--- BEGIN Task input ---
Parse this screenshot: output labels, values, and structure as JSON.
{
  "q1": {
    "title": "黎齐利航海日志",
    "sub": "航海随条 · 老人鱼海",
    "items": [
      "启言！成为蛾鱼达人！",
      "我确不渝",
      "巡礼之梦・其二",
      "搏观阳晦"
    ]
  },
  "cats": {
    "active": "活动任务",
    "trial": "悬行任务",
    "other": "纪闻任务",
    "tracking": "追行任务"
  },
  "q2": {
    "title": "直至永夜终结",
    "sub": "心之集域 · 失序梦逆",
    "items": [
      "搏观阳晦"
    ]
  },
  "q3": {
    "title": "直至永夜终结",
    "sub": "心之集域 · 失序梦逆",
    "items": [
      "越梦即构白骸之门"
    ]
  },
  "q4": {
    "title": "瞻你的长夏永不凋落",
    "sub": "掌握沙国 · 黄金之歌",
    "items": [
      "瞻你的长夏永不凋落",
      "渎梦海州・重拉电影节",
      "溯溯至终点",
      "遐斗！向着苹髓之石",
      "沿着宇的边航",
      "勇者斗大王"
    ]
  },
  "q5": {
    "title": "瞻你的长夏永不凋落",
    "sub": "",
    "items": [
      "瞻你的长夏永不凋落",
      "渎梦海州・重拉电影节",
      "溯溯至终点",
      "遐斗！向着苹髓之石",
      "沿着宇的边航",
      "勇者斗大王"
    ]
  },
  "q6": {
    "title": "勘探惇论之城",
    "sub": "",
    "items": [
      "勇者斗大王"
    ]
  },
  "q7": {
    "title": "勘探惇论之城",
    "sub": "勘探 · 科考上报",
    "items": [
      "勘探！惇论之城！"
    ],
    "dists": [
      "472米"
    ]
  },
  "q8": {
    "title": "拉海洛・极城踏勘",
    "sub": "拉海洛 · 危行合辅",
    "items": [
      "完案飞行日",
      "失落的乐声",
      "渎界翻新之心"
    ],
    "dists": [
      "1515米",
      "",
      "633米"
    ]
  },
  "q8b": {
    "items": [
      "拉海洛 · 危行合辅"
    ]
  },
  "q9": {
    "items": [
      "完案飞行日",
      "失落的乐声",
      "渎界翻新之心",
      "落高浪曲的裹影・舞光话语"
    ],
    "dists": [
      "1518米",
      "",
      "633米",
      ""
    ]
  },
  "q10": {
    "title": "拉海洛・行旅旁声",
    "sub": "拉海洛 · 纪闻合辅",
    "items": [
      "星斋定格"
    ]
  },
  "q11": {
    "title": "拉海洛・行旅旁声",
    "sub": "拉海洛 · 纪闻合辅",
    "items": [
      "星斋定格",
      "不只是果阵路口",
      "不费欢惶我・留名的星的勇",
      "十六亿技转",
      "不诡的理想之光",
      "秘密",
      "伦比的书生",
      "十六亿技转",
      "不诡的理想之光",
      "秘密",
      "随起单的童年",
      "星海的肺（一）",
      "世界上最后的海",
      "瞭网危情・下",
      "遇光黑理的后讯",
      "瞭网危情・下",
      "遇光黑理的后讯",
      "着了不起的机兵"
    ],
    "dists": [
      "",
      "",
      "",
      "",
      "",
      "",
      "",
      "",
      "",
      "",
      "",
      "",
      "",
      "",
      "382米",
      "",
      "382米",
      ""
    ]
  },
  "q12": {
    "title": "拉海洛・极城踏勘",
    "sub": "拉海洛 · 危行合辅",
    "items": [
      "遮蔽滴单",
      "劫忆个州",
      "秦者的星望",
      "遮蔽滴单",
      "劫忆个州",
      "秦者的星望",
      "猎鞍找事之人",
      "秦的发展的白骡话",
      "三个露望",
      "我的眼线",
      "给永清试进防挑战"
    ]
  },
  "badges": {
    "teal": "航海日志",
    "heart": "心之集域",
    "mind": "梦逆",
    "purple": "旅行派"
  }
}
--- END Task input ---
*Short task*.
Each record above must be given again exactly.

*Response to the task*.
Parse this screenshot: output labels, values, and structure as JSON.
{
  "q1": {
    "title": "黎齐利航海日志",
    "sub": "航海随条 · 老人鱼海",
    "items": [
      "启言！成为蛾鱼达人！",
      "我确不渝",
      "巡礼之梦・其二",
      "搏观阳晦"
    ]
  },
  "cats": {
    "active": "活动任务",
    "trial": "悬行任务",
    "other": "纪闻任务",
    "tracking": "追行任务"
  },
  "q2": {
    "title": "直至永夜终结",
    "sub": "心之集域 · 失序梦逆",
    "items": [
      "搏观阳晦"
    ]
  },
  "q3": {
    "title": "直至永夜终结",
    "sub": "心之集域 · 失序梦逆",
    "items": [
      "越梦即构白骸之门"
    ]
  },
  "q4": {
    "title": "瞻你的长夏永不凋落",
    "sub": "掌握沙国 · 黄金之歌",
    "items": [
      "瞻你的长夏永不凋落",
      "渎梦海州・重拉电影节",
      "溯溯至终点",
      "遐斗！向着苹髓之石",
      "沿着宇的边航",
      "勇者斗大王"
    ]
  },
  "q5": {
    "title": "瞻你的长夏永不凋落",
    "sub": "",
    "items": [
      "瞻你的长夏永不凋落",
      "渎梦海州・重拉电影节",
      "溯溯至终点",
      "遐斗！向着苹髓之石",
      "沿着宇的边航",
      "勇者斗大王"
    ]
  },
  "q6": {
    "title": "勘探惇论之城",
    "sub": "",
    "items": [
      "勇者斗大王"
    ]
  },
  "q7": {
    "title": "勘探惇论之城",
    "sub": "勘探 · 科考上报",
    "items": [
      "勘探！惇论之城！"
    ],
    "dists": [
      "472米"
    ]
  },
  "q8": {
    "title": "拉海洛・极城踏勘",
    "sub": "拉海洛 · 危行合辅",
    "items": [
      "完案飞行日",
      "失落的乐声",
      "渎界翻新之心"
    ],
    "dists": [
      "1515米",
      "",
      "633米"
    ]
  },
  "q8b": {
    "items": [
      "拉海洛 · 危行合辅"
    ]
  },
  "q9": {
    "items": [
      "完案飞行日",
      "失落的乐声",
      "渎界翻新之心",
      "落高浪曲的裹影・舞光话语"
    ],
    "dists": [
      "1518米",
      "",
      "633米",
      ""
    ]
  },
  "q10": {
    "title": "拉海洛・行旅旁声",
    "sub": "拉海洛 · 纪闻合辅",
    "items": [
      "星斋定格"
    ]
  },
  "q11": {
    "title": "拉海洛・行旅旁声",
    "sub": "拉海洛 · 纪闻合辅",
    "items": [
      "星斋定格",
      "不只是果阵路口",
      "不费欢惶我・留名的星的勇",
      "十六亿技转",
      "不诡的理想之光",
      "秘密",
      "伦比的书生",
      "十六亿技转",
      "不诡的理想之光",
      "秘密",
      "随起单的童年",
      "星海的肺（一）",
      "世界上最后的海",
      "瞭网危情・下",
      "遇光黑理的后讯",
      "瞭网危情・下",
      "遇光黑理的后讯",
      "着了不起的机兵"
    ],
    "dists": [
      "",
      "",
      "",
      "",
      "",
      "",
      "",
      "",
      "",
      "",
      "",
      "",
      "",
      "",
      "382米",
      "",
      "382米",
      ""
    ]
  },
  "q12": {
    "title": "拉海洛・极城踏勘",
    "sub": "拉海洛 · 危行合辅",
    "items": [
      "遮蔽滴单",
      "劫忆个州",
      "秦者的星望",
      "遮蔽滴单",
      "劫忆个州",
      "秦者的星望",
      "猎鞍找事之人",
      "秦的发展的白骡话",
      "三个露望",
      "我的眼线",
      "给永清试进防挑战"
    ]
  },
  "badges": {
    "teal": "航海日志",
    "heart": "心之集域",
    "mind": "梦逆",
    "purple": "旅行派"
  }
}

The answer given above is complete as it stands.